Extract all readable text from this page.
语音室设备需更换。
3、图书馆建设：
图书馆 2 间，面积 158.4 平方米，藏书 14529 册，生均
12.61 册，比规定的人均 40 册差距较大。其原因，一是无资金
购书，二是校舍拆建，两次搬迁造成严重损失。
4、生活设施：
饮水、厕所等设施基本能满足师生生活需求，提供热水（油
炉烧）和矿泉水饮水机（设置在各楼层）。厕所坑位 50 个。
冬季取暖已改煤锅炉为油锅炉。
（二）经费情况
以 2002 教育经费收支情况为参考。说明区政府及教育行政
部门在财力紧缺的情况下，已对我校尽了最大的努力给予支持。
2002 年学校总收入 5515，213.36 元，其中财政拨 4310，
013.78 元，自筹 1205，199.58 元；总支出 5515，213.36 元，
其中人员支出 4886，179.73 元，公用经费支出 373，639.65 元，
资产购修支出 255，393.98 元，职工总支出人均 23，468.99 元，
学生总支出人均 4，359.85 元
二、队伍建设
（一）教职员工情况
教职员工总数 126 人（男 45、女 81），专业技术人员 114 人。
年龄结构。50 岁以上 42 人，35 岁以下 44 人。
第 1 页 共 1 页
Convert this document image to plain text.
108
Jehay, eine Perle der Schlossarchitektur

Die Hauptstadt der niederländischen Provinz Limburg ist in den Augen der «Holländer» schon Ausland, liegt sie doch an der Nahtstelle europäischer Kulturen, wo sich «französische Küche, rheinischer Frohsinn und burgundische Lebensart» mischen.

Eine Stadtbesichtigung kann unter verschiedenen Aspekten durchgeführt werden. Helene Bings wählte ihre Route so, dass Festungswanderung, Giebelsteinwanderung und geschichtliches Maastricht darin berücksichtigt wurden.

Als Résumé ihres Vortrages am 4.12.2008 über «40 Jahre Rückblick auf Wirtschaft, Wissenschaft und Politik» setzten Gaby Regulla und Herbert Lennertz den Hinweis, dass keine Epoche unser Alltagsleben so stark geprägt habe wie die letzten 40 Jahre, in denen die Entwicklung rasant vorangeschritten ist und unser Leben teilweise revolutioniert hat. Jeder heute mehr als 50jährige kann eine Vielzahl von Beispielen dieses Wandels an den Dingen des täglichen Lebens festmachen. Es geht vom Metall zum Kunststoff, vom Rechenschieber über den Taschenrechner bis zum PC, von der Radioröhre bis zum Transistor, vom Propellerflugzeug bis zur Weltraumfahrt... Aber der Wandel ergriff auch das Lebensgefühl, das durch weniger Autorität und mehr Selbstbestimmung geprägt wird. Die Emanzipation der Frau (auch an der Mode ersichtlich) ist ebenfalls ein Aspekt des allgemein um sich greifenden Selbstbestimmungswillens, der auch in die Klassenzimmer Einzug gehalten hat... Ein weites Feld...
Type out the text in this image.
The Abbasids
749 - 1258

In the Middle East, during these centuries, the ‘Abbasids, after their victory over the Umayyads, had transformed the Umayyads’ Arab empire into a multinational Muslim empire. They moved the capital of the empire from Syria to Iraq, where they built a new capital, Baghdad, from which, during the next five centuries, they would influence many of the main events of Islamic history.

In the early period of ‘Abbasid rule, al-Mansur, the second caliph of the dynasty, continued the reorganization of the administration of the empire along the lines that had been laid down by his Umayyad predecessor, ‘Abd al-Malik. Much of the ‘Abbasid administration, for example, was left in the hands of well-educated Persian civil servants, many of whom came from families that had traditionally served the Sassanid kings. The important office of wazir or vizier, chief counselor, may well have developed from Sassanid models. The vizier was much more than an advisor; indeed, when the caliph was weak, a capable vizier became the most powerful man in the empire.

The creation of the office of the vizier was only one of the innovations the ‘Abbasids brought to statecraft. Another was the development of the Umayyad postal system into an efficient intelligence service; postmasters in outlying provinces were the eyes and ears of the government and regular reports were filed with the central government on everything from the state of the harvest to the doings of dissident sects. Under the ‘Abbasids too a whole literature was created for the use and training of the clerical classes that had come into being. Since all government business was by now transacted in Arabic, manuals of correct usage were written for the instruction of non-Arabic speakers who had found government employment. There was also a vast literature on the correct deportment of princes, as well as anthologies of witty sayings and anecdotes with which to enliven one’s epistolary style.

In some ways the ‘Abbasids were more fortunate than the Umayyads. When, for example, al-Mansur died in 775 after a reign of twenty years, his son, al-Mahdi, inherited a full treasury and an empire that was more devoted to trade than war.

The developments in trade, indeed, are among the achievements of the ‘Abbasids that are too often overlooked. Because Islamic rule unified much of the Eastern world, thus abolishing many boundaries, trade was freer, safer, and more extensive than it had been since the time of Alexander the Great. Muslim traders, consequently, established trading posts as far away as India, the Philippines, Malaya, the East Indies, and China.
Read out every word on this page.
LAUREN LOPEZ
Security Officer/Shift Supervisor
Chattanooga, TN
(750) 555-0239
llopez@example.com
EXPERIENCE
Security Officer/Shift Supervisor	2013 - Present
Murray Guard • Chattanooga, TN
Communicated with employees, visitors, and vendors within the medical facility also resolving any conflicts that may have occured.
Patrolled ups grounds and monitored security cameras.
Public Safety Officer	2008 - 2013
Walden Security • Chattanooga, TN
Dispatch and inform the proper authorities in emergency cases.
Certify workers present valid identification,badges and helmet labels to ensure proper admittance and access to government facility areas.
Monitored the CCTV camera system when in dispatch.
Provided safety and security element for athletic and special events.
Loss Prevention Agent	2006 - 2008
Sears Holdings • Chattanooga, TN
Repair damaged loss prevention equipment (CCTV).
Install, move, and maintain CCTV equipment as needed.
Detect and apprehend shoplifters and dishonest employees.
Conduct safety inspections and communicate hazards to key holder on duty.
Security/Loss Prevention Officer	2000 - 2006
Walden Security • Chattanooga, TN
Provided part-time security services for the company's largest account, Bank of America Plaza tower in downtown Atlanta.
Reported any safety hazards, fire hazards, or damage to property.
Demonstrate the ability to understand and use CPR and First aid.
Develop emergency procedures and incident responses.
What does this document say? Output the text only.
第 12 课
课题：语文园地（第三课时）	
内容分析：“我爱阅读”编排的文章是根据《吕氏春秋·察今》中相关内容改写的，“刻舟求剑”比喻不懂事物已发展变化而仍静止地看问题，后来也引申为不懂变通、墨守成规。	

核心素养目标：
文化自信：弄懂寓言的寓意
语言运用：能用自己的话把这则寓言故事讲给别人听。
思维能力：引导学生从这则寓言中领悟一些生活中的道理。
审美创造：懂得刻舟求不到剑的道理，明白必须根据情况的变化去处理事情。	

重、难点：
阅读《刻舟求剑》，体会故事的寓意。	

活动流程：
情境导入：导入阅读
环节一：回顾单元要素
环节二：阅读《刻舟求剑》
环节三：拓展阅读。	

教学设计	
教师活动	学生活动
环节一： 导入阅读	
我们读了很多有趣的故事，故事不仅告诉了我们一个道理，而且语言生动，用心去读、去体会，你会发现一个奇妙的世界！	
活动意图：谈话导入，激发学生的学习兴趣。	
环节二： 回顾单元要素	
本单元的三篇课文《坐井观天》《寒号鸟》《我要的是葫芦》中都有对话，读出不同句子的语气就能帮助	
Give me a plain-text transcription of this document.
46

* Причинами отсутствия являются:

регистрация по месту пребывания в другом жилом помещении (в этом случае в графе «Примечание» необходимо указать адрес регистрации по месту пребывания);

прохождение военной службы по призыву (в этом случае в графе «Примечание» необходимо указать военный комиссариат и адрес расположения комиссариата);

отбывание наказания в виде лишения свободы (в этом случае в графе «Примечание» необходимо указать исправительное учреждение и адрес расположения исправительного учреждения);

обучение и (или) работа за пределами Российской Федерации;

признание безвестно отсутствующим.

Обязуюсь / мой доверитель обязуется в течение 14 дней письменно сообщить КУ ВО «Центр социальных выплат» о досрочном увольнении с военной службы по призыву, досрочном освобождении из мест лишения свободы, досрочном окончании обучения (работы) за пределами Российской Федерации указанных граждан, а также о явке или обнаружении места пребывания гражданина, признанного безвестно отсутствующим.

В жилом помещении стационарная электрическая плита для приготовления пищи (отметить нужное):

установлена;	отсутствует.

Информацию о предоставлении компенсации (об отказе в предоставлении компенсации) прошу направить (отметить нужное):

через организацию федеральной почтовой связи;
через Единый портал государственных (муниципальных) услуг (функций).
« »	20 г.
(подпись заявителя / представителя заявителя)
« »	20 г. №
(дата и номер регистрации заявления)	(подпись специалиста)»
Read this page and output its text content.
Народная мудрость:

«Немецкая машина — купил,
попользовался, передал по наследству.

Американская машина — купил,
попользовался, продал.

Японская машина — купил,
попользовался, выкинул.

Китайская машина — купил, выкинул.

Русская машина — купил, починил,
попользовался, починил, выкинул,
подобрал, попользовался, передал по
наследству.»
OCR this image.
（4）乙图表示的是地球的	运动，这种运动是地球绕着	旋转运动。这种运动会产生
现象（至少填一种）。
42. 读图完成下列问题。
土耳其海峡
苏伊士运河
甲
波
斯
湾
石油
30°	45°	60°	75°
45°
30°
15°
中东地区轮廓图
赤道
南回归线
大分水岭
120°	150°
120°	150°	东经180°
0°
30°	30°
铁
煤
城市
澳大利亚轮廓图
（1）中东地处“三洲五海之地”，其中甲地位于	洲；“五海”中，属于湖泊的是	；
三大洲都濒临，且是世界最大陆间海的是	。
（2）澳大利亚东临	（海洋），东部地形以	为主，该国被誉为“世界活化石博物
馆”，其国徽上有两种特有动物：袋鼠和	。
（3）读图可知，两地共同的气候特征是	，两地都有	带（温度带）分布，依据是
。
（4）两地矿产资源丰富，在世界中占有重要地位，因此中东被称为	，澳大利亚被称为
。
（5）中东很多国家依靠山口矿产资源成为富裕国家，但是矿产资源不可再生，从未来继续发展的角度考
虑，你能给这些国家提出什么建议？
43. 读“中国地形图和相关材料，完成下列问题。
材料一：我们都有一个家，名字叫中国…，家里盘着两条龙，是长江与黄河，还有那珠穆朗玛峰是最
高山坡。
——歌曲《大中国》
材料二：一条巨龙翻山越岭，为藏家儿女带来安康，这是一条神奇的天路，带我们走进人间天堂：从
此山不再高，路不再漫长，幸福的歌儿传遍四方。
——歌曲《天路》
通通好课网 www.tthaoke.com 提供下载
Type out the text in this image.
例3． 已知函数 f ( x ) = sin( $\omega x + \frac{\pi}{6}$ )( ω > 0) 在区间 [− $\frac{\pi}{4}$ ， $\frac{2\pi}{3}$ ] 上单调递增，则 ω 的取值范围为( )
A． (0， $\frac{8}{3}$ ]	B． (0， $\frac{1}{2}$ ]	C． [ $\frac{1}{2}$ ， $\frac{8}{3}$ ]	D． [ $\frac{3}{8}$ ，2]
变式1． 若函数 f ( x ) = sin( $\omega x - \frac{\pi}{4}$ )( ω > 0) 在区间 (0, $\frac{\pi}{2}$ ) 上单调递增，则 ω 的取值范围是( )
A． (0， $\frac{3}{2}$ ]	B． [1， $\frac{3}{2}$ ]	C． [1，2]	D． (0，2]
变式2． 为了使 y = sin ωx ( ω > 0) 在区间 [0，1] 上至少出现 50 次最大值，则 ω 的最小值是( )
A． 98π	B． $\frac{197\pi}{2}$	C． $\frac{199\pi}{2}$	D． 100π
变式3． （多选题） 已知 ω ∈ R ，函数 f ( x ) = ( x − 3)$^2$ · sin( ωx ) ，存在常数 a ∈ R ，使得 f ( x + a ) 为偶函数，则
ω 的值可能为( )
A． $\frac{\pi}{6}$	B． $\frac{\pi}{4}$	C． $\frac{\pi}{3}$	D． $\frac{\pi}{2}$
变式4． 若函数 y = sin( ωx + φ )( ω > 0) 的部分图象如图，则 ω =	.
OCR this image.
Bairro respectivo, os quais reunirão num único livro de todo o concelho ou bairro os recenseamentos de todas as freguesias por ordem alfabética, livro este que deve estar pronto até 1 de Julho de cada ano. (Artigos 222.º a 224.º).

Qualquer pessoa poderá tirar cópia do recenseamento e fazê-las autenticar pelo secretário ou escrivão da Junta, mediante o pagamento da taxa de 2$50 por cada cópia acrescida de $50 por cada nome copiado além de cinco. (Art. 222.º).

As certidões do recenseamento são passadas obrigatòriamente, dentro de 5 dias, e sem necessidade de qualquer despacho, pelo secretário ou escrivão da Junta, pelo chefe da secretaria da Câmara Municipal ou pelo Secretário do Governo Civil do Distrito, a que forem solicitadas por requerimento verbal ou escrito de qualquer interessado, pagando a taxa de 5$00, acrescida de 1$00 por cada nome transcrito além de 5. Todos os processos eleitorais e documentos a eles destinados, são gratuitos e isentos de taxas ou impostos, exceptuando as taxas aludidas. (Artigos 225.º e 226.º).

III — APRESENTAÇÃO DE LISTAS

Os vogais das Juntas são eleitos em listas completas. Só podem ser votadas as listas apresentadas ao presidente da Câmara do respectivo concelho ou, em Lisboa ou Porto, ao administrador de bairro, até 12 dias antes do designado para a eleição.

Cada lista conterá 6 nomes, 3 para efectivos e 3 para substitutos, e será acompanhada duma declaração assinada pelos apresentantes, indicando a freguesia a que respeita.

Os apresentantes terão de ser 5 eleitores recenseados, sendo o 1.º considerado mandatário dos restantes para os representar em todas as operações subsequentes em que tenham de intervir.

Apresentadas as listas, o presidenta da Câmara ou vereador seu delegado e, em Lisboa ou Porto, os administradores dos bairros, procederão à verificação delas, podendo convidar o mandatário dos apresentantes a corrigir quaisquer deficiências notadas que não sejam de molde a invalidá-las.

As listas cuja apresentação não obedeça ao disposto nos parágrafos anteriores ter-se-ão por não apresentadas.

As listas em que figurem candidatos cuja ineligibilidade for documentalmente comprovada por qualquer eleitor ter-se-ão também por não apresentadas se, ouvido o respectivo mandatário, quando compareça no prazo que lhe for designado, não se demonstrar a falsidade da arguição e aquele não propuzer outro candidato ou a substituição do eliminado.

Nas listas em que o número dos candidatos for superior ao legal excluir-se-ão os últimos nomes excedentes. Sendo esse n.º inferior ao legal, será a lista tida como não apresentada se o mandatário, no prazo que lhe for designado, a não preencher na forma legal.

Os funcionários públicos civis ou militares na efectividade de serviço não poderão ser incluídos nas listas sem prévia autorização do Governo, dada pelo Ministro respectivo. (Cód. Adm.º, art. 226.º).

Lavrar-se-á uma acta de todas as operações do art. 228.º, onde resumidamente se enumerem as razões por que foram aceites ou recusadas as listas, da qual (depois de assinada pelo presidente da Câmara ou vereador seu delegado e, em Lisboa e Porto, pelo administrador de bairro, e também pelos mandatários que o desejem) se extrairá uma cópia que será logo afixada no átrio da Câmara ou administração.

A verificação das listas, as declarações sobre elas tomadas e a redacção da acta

_____

### [Problem description]
Pull out every line of the records above that contains the word "também".

### [Exercise result]
As listas em que figurem candidatos cuja ineligibilidade for documentalmente comprovada por qualquer eleitor ter-se-ão também por não apresentadas se, ouvido o respectivo mandatário, quando compareça no prazo que lhe for designado, não se demonstrar a falsidade da arguição e aquele não propuzer outro candidato ou a substituição do eliminado.
Lavrar-se-á uma acta de todas as operações do art. 228.º, onde resumidamente se enumerem as razões por que foram aceites ou recusadas as listas, da qual (depois de assinada pelo presidente da Câmara ou vereador seu delegado e, em Lisboa e Porto, pelo administrador de bairro, e também pelos mandatários que o desejem) se extrairá uma cópia que será logo afixada no átrio da Câmara ou administração.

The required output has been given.